═══ Data extract ═══

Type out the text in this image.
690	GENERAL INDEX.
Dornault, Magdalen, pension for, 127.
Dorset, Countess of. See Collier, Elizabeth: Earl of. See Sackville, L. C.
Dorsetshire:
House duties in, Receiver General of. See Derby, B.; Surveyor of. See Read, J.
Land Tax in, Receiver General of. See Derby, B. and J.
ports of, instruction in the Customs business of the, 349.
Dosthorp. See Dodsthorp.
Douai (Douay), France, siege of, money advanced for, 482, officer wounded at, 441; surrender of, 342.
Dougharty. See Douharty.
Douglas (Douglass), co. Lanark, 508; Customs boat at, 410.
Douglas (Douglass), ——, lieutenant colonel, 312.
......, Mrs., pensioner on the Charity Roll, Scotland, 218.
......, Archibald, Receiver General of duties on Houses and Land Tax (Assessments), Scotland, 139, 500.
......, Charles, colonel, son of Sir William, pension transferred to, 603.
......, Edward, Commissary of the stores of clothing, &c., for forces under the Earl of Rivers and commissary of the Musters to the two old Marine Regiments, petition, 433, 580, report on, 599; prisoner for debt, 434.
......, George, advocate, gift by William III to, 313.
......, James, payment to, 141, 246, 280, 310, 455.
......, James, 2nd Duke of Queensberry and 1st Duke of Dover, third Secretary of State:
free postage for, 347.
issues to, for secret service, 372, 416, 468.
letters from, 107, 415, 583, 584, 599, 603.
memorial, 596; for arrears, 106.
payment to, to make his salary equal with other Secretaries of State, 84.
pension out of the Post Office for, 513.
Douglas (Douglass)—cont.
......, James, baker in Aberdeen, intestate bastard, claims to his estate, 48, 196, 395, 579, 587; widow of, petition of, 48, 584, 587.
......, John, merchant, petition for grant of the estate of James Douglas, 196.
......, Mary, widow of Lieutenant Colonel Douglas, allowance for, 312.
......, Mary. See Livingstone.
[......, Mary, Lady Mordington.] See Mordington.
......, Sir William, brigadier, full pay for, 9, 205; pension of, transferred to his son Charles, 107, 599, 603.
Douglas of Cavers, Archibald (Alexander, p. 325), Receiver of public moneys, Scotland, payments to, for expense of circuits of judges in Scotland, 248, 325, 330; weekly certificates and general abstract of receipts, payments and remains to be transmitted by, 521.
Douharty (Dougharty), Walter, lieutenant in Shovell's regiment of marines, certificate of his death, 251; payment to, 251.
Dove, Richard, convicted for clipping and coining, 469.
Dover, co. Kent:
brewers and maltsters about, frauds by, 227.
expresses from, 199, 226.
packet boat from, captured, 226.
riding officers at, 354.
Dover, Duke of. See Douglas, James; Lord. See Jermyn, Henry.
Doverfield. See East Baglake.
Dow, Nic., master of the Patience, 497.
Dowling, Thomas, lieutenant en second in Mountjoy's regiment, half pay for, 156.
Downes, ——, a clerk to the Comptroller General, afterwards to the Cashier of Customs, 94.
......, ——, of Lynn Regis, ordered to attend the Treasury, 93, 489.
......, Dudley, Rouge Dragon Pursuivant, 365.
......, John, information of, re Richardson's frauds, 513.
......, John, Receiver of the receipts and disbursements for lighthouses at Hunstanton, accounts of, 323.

═══

Using the listing above, retype each line exactly.

Type out the text in this image.
690	GENERAL INDEX.
Dornault, Magdalen, pension for, 127.
Dorset, Countess of. See Collier, Elizabeth: Earl of. See Sackville, L. C.
Dorsetshire:
House duties in, Receiver General of. See Derby, B.; Surveyor of. See Read, J.
Land Tax in, Receiver General of. See Derby, B. and J.
ports of, instruction in the Customs business of the, 349.
Dosthorp. See Dodsthorp.
Douai (Douay), France, siege of, money advanced for, 482, officer wounded at, 441; surrender of, 342.
Dougharty. See Douharty.
Douglas (Douglass), co. Lanark, 508; Customs boat at, 410.
Douglas (Douglass), ——, lieutenant colonel, 312.
......, Mrs., pensioner on the Charity Roll, Scotland, 218.
......, Archibald, Receiver General of duties on Houses and Land Tax (Assessments), Scotland, 139, 500.
......, Charles, colonel, son of Sir William, pension transferred to, 603.
......, Edward, Commissary of the stores of clothing, &c., for forces under the Earl of Rivers and commissary of the Musters to the two old Marine Regiments, petition, 433, 580, report on, 599; prisoner for debt, 434.
......, George, advocate, gift by William III to, 313.
......, James, payment to, 141, 246, 280, 310, 455.
......, James, 2nd Duke of Queensberry and 1st Duke of Dover, third Secretary of State:
free postage for, 347.
issues to, for secret service, 372, 416, 468.
letters from, 107, 415, 583, 584, 599, 603.
memorial, 596; for arrears, 106.
payment to, to make his salary equal with other Secretaries of State, 84.
pension out of the Post Office for, 513.
Douglas (Douglass)—cont.
......, James, baker in Aberdeen, intestate bastard, claims to his estate, 48, 196, 395, 579, 587; widow of, petition of, 48, 584, 587.
......, John, merchant, petition for grant of the estate of James Douglas, 196.
......, Mary, widow of Lieutenant Colonel Douglas, allowance for, 312.
......, Mary. See Livingstone.
[......, Mary, Lady Mordington.] See Mordington.
......, Sir William, brigadier, full pay for, 9, 205; pension of, transferred to his son Charles, 107, 599, 603.
Douglas of Cavers, Archibald (Alexander, p. 325), Receiver of public moneys, Scotland, payments to, for expense of circuits of judges in Scotland, 248, 325, 330; weekly certificates and general abstract of receipts, payments and remains to be transmitted by, 521.
Douharty (Dougharty), Walter, lieutenant in Shovell's regiment of marines, certificate of his death, 251; payment to, 251.
Dove, Richard, convicted for clipping and coining, 469.
Dover, co. Kent:
brewers and maltsters about, frauds by, 227.
expresses from, 199, 226.
packet boat from, captured, 226.
riding officers at, 354.
Dover, Duke of. See Douglas, James; Lord. See Jermyn, Henry.
Doverfield. See East Baglake.
Dow, Nic., master of the Patience, 497.
Dowling, Thomas, lieutenant en second in Mountjoy's regiment, half pay for, 156.
Downes, ——, a clerk to the Comptroller General, afterwards to the Cashier of Customs, 94.
......, ——, of Lynn Regis, ordered to attend the Treasury, 93, 489.
......, Dudley, Rouge Dragon Pursuivant, 365.
......, John, information of, re Richardson's frauds, 513.
......, John, Receiver of the receipts and disbursements for lighthouses at Hunstanton, accounts of, 323.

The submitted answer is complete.